(TASK PROMPT): Every line that contains the word "Ethereum" should be copied out.

(Data tied to figure images):
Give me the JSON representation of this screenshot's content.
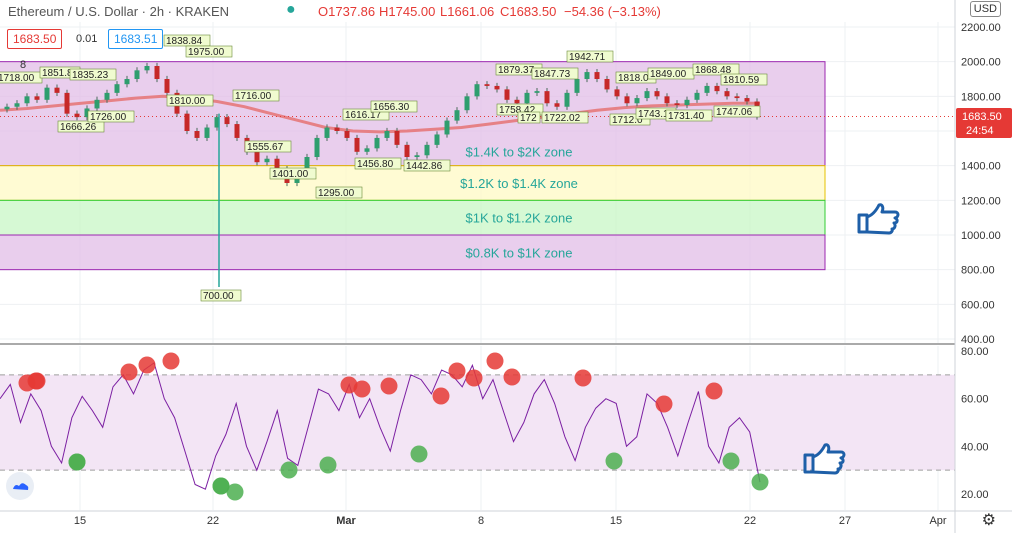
{
  "header": {
    "symbol": "Ethereum / U.S. Dollar · 2h · KRAKEN",
    "open": "O1737.86",
    "high": "H1745.00",
    "low": "L1661.06",
    "close": "C1683.50",
    "change": "−54.36 (−3.13%)",
    "sell_price": "1683.50",
    "spread": "0.01",
    "buy_price": "1683.51",
    "indicator_count": "8"
  },
  "currency_label": "USD",
  "last_price_badge": {
    "price": "1683.50",
    "countdown": "24:54"
  },
  "colors": {
    "zone_purple": "#e1bee7",
    "zone_yellow": "#fff9c4",
    "zone_green": "#c8f7c5",
    "zone_text": "#26a69a",
    "moving_average": "#e57373",
    "rsi_line": "#7b1fa2",
    "rsi_high_marker": "#e53935",
    "rsi_low_marker": "#4caf50",
    "thumb_icon": "#1e5fa8",
    "down_red": "#e53935",
    "up_blue": "#2196f3"
  },
  "chart_data": [
    {
      "type": "candlestick",
      "title": "Ethereum / U.S. Dollar · 2h · KRAKEN",
      "y_ticks": [
        "2200.00",
        "2000.00",
        "1800.00",
        "1600.00",
        "1400.00",
        "1200.00",
        "1000.00",
        "800.00",
        "600.00",
        "400.00"
      ],
      "ylim": [
        400,
        2200
      ],
      "x_ticks": [
        "15",
        "22",
        "Mar",
        "8",
        "15",
        "22",
        "27",
        "Apr"
      ],
      "zones": [
        {
          "label": "$1.4K to $2K zone",
          "low": 1400,
          "high": 2000,
          "color": "#e1bee7"
        },
        {
          "label": "$1.2K to $1.4K zone",
          "low": 1200,
          "high": 1400,
          "color": "#fff9c4"
        },
        {
          "label": "$1K to $1.2K zone",
          "low": 1000,
          "high": 1200,
          "color": "#c8f7c5"
        },
        {
          "label": "$0.8K to $1K zone",
          "low": 800,
          "high": 1000,
          "color": "#e1bee7"
        }
      ],
      "price_labels": [
        "1718.00",
        "1851.8",
        "1835.23",
        "1666.26",
        "1726.00",
        "1838.84",
        "1975.00",
        "1810.00",
        "700.00",
        "1716.00",
        "1555.67",
        "1401.00",
        "1295.00",
        "1616.17",
        "1656.30",
        "1456.80",
        "1442.86",
        "1879.37",
        "1847.73",
        "1758.42",
        "172",
        "1722.02",
        "1942.71",
        "1818.0",
        "1849.00",
        "1712.0",
        "1743.1",
        "1731.40",
        "1868.48",
        "1810.59",
        "1747.06"
      ],
      "close_series": [
        1740,
        1760,
        1800,
        1780,
        1850,
        1820,
        1700,
        1680,
        1730,
        1780,
        1820,
        1870,
        1900,
        1950,
        1975,
        1900,
        1820,
        1700,
        1600,
        1560,
        1620,
        1680,
        1640,
        1560,
        1480,
        1420,
        1440,
        1380,
        1300,
        1360,
        1450,
        1560,
        1620,
        1600,
        1560,
        1480,
        1500,
        1560,
        1600,
        1520,
        1450,
        1460,
        1520,
        1580,
        1660,
        1720,
        1800,
        1870,
        1860,
        1840,
        1780,
        1760,
        1820,
        1830,
        1760,
        1740,
        1820,
        1900,
        1940,
        1900,
        1840,
        1800,
        1760,
        1790,
        1830,
        1800,
        1760,
        1750,
        1780,
        1820,
        1860,
        1830,
        1800,
        1790,
        1770,
        1683.5
      ],
      "moving_average": [
        1720,
        1730,
        1745,
        1760,
        1775,
        1790,
        1800,
        1790,
        1770,
        1740,
        1700,
        1660,
        1620,
        1600,
        1595,
        1600,
        1610,
        1620,
        1640,
        1660,
        1680,
        1700,
        1720,
        1735,
        1745,
        1750,
        1755,
        1760,
        1760
      ]
    },
    {
      "type": "line",
      "series": [
        {
          "values": [
            60,
            66,
            50,
            62,
            55,
            40,
            33,
            52,
            61,
            55,
            48,
            65,
            70,
            62,
            72,
            75,
            60,
            52,
            38,
            24,
            22,
            36,
            45,
            58,
            40,
            30,
            42,
            55,
            35,
            32,
            48,
            64,
            62,
            55,
            66,
            52,
            60,
            48,
            38,
            55,
            70,
            68,
            62,
            72,
            70,
            65,
            74,
            60,
            68,
            55,
            42,
            50,
            62,
            68,
            58,
            44,
            34,
            48,
            56,
            60,
            58,
            40,
            44,
            62,
            58,
            48,
            36,
            50,
            63,
            40,
            33,
            48,
            52,
            46,
            25
          ]
        }
      ],
      "y_ticks": [
        "80.00",
        "60.00",
        "40.00",
        "20.00"
      ],
      "ylim": [
        15,
        82
      ],
      "bands": [
        30,
        70
      ],
      "overbought_markers": 17,
      "oversold_markers": 11
    }
  ]
}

(OUTPUT OF THE TASK):
    "symbol": "Ethereum / U.S. Dollar · 2h · KRAKEN",
      "title": "Ethereum / U.S. Dollar · 2h · KRAKEN",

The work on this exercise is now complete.